# TASK OBJECTIVE
Copy each line that contains the string "diagonals".

--- EXTRACTED INFORMATION ---

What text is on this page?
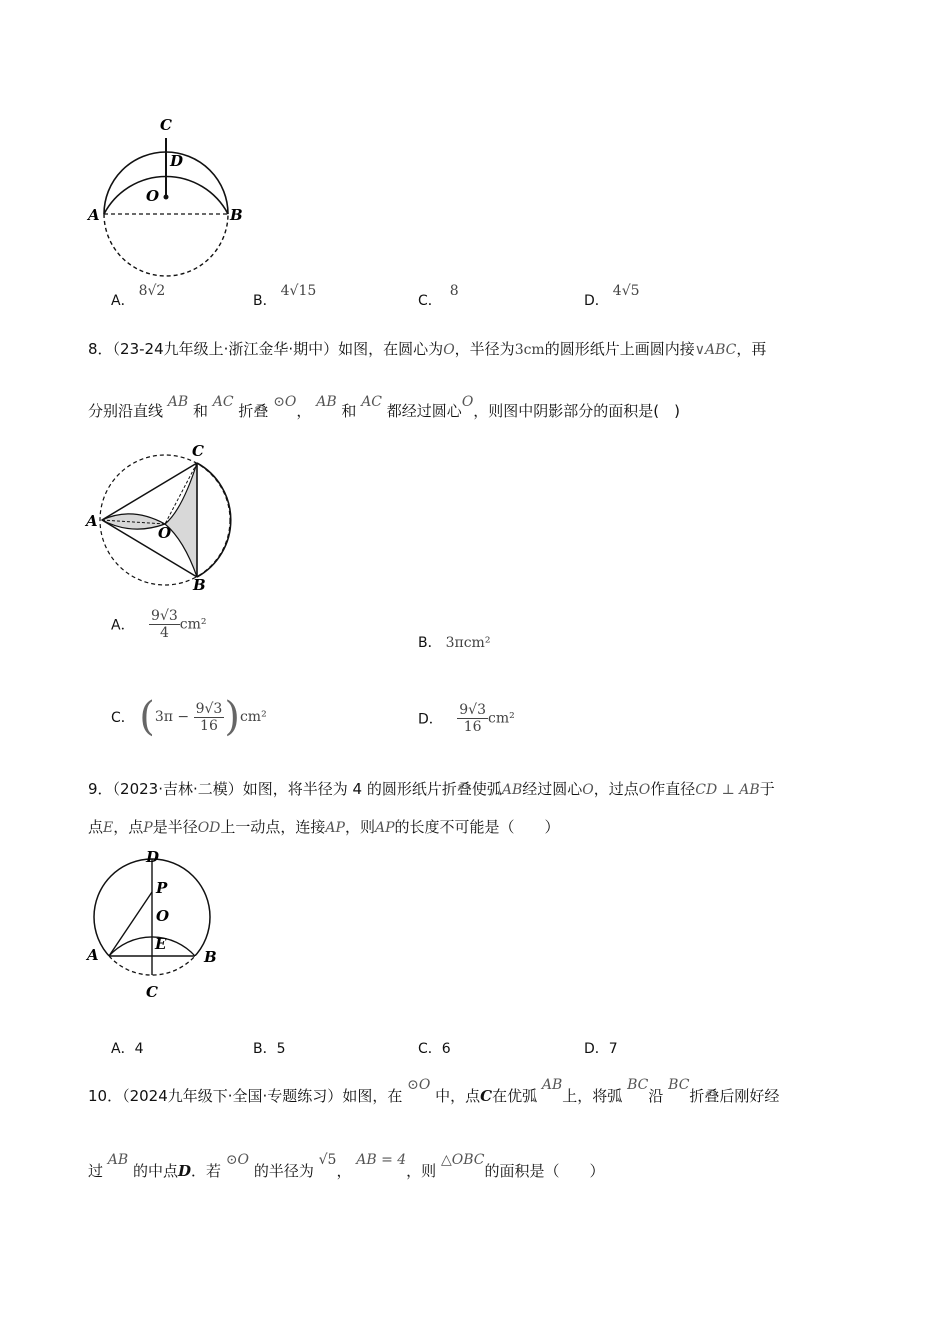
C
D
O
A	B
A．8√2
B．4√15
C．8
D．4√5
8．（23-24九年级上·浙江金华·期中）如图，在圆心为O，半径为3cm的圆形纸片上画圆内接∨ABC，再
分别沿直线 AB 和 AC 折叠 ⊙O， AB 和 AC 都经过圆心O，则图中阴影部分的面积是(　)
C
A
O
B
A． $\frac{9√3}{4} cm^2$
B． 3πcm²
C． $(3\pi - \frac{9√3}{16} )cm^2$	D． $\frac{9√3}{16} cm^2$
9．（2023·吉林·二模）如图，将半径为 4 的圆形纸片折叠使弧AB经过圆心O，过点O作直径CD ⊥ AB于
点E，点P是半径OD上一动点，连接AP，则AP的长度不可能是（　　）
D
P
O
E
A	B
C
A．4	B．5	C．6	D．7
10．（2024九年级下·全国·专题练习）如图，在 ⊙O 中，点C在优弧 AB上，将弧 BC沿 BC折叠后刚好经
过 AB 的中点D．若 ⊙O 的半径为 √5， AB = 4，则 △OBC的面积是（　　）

---
--- EXTRACTED INFORMATION ---

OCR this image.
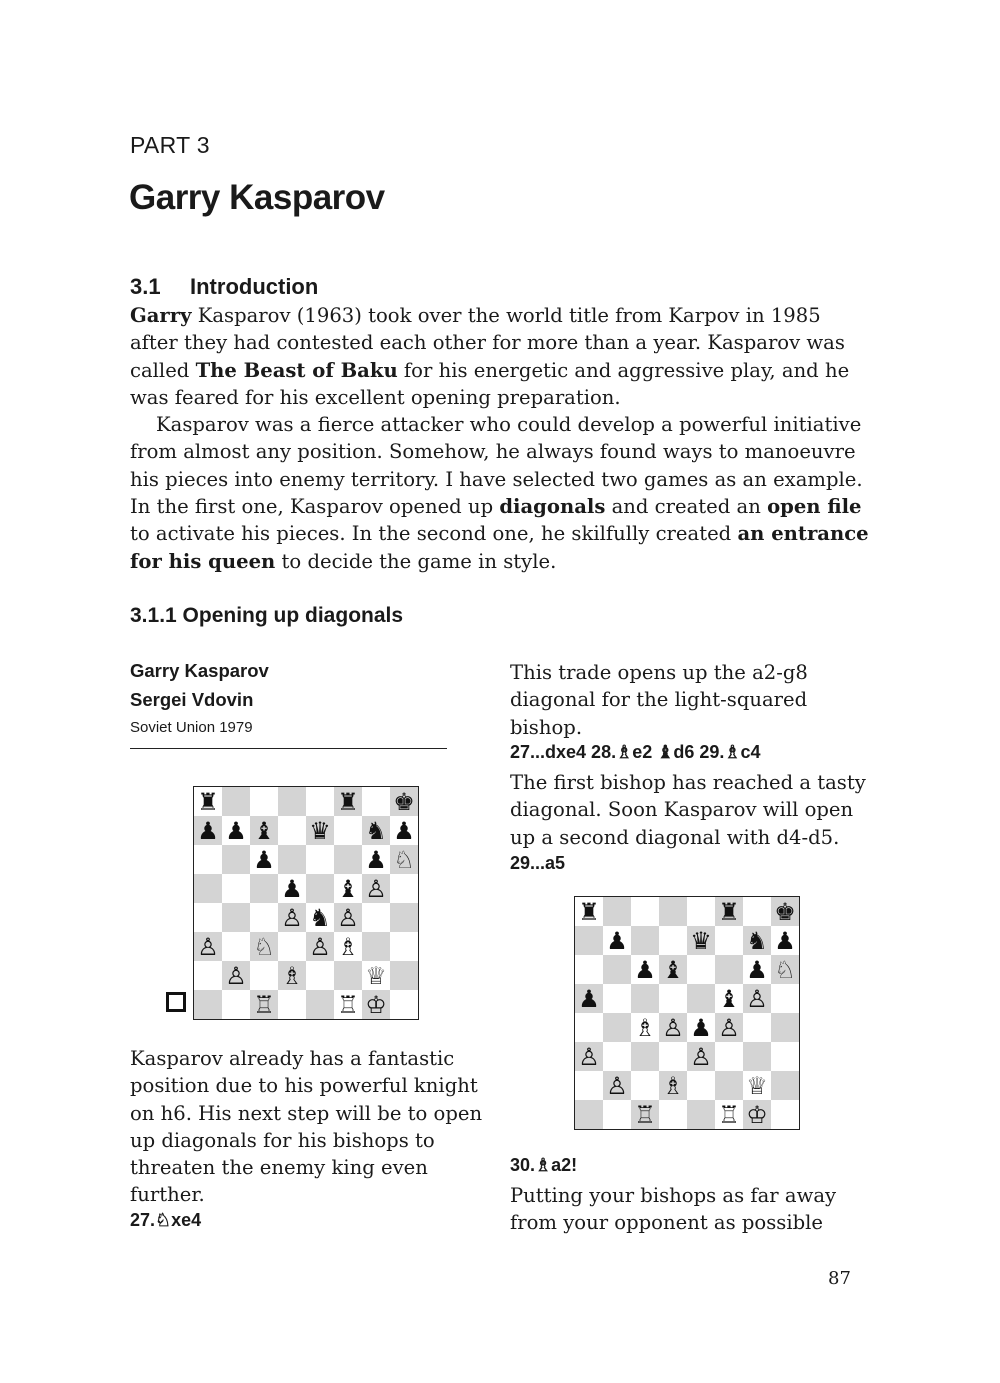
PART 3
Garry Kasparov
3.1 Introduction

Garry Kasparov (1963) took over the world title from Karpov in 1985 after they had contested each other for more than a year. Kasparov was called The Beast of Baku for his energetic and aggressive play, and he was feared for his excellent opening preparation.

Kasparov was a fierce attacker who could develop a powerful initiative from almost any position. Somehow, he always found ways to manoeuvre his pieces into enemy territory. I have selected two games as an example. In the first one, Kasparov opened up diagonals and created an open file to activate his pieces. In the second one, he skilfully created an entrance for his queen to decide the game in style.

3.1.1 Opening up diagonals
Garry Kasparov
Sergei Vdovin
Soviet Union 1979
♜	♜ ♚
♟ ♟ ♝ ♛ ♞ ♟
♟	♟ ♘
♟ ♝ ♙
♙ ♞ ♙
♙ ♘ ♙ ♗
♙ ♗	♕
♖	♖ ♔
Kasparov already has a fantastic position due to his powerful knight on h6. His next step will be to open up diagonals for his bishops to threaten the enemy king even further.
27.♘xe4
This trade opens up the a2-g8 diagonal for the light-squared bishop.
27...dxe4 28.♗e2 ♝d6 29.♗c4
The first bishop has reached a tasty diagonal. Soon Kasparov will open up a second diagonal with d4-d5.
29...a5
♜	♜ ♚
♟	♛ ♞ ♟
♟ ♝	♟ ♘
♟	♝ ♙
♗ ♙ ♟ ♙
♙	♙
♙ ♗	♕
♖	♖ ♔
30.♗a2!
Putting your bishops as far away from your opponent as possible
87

---

# RESULT
Kasparov was a fierce attacker who could develop a powerful initiative from almost any position. Somehow, he always found ways to manoeuvre his pieces into enemy territory. I have selected two games as an example. In the first one, Kasparov opened up diagonals and created an open file to activate his pieces. In the second one, he skilfully created an entrance for his queen to decide the game in style.
3.1.1 Opening up diagonals
Kasparov already has a fantastic position due to his powerful knight on h6. His next step will be to open up diagonals for his bishops to threaten the enemy king even further.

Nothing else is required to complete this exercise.